## begin

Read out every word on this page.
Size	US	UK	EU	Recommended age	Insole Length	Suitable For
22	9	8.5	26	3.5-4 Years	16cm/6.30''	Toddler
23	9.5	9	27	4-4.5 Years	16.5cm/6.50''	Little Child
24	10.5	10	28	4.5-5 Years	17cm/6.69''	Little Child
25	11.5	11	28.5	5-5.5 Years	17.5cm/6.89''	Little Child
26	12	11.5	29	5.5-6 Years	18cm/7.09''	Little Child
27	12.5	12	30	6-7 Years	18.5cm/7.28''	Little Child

## end

▶ Exercise objective
Reproduce the entries above in full by retyping them exactly.

▶ Solved exercise
Read out every word on this page.
Size	US	UK	EU	Recommended age	Insole Length	Suitable For
22	9	8.5	26	3.5-4 Years	16cm/6.30''	Toddler
23	9.5	9	27	4-4.5 Years	16.5cm/6.50''	Little Child
24	10.5	10	28	4.5-5 Years	17cm/6.69''	Little Child
25	11.5	11	28.5	5-5.5 Years	17.5cm/6.89''	Little Child
26	12	11.5	29	5.5-6 Years	18cm/7.09''	Little Child
27	12.5	12	30	6-7 Years	18.5cm/7.28''	Little Child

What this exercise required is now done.